Gather up the lines with the word "title" in them.

[Data items]
————————
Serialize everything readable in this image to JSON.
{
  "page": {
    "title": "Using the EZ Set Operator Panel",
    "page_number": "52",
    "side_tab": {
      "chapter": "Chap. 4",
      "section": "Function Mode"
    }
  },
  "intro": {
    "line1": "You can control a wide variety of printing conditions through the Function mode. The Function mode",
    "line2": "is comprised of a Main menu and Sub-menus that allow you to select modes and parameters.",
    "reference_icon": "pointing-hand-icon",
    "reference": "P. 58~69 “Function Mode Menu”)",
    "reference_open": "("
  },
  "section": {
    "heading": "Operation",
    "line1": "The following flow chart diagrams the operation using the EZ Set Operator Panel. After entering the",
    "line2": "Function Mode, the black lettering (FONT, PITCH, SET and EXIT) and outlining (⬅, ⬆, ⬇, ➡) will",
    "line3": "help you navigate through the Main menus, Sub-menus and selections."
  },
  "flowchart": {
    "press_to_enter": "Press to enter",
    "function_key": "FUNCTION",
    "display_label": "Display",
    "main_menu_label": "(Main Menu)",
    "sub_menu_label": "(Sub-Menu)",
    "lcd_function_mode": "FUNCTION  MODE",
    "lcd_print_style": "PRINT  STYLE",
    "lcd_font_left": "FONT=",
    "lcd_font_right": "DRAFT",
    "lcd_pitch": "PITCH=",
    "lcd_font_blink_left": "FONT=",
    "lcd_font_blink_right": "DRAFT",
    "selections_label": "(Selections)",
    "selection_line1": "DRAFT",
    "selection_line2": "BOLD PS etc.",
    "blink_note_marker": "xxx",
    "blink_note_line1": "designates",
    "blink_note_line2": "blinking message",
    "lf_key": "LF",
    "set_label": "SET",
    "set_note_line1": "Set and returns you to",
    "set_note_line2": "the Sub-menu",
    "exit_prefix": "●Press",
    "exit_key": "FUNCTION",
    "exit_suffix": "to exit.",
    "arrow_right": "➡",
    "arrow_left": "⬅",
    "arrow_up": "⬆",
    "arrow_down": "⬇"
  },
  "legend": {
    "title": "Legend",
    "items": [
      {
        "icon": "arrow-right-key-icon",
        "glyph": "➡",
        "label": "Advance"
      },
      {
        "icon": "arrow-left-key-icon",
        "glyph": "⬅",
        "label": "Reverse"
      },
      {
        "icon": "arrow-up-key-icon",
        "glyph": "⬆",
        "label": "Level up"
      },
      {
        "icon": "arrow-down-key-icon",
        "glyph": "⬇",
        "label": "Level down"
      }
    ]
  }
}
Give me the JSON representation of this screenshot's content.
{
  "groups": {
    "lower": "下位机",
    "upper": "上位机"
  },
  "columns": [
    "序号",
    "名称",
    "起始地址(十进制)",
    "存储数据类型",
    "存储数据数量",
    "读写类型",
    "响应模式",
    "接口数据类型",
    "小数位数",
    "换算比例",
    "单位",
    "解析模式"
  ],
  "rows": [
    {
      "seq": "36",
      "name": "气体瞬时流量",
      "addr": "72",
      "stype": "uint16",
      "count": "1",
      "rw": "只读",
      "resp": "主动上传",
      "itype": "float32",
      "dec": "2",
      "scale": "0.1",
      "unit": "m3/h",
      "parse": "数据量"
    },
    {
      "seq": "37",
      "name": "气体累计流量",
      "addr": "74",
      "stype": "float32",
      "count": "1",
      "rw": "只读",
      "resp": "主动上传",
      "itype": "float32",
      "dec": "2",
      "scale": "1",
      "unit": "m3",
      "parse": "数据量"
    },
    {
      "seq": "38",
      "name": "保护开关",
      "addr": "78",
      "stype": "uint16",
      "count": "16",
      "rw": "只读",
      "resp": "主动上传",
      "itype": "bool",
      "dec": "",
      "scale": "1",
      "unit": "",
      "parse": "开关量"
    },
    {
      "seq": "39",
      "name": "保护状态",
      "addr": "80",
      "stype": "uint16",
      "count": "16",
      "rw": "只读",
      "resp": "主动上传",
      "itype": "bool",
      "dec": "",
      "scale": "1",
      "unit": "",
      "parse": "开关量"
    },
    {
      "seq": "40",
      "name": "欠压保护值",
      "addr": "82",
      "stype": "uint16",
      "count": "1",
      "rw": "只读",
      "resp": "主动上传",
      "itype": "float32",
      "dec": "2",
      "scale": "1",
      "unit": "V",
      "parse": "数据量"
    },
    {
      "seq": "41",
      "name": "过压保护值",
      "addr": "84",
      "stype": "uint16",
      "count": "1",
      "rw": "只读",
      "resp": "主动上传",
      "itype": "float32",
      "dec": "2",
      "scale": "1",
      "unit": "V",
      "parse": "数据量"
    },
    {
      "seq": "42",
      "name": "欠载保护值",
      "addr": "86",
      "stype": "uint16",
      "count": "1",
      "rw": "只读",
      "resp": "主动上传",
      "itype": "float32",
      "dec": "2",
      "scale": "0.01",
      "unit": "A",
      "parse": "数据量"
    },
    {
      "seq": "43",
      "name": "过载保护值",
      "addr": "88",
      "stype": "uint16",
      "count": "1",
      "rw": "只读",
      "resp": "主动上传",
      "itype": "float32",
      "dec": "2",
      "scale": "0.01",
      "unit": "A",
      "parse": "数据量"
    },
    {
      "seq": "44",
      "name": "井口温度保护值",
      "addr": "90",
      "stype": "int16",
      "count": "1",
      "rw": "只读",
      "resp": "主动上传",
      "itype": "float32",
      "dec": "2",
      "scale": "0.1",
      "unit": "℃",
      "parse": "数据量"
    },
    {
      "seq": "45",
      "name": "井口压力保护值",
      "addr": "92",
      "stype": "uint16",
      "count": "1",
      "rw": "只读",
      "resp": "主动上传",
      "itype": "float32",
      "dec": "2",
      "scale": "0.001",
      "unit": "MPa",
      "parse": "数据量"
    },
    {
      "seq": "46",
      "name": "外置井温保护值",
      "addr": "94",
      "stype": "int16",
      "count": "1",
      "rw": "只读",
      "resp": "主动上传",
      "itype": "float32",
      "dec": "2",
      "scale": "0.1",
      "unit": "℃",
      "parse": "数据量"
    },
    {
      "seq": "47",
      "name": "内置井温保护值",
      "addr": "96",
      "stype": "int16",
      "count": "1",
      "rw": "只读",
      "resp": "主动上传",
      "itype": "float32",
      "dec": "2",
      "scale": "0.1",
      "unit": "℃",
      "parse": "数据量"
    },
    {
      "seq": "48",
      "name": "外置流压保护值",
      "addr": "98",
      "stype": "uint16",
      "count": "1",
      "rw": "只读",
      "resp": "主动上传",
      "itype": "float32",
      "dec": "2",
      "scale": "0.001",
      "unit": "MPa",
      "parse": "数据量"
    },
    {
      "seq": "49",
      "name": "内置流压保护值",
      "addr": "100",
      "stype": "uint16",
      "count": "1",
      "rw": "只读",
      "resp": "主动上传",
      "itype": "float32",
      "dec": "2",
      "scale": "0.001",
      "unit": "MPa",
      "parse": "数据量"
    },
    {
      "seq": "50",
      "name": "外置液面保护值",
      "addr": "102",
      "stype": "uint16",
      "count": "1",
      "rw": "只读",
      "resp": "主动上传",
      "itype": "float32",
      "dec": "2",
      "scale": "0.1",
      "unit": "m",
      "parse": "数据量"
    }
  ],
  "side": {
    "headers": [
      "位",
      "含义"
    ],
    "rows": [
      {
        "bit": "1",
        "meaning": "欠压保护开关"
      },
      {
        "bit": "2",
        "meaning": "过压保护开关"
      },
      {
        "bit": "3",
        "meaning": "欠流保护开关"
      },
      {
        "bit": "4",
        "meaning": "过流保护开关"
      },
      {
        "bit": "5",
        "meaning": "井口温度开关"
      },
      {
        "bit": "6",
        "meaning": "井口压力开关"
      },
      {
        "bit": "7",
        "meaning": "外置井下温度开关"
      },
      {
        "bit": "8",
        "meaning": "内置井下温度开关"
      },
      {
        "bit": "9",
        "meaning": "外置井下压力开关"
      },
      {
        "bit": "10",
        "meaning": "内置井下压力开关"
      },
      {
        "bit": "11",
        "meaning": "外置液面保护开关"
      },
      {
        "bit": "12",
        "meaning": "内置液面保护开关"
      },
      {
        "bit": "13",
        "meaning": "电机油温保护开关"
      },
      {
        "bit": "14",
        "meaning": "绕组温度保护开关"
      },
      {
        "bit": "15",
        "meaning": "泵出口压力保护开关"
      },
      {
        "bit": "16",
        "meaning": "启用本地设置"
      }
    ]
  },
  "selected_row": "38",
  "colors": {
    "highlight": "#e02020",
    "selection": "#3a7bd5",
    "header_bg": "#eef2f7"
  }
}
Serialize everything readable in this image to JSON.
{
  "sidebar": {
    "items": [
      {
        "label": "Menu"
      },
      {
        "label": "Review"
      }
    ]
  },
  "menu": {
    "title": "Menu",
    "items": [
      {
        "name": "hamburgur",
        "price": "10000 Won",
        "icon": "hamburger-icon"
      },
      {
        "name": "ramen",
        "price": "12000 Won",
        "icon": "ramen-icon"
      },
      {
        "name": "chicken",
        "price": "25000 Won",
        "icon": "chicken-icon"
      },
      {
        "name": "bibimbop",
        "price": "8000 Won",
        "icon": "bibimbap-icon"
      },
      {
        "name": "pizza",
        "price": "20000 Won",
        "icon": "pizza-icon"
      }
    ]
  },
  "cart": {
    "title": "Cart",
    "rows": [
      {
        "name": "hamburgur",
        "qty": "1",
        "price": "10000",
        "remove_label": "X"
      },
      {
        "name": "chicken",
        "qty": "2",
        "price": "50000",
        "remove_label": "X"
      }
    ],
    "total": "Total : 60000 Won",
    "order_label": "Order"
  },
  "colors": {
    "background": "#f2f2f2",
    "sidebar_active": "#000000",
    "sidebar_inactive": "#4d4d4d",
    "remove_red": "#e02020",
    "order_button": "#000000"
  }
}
————————
PROBLEM SOLUTION —
    "title": "Using the EZ Set Operator Panel",
    "title": "Legend",
    "title": "Menu",
    "title": "Cart",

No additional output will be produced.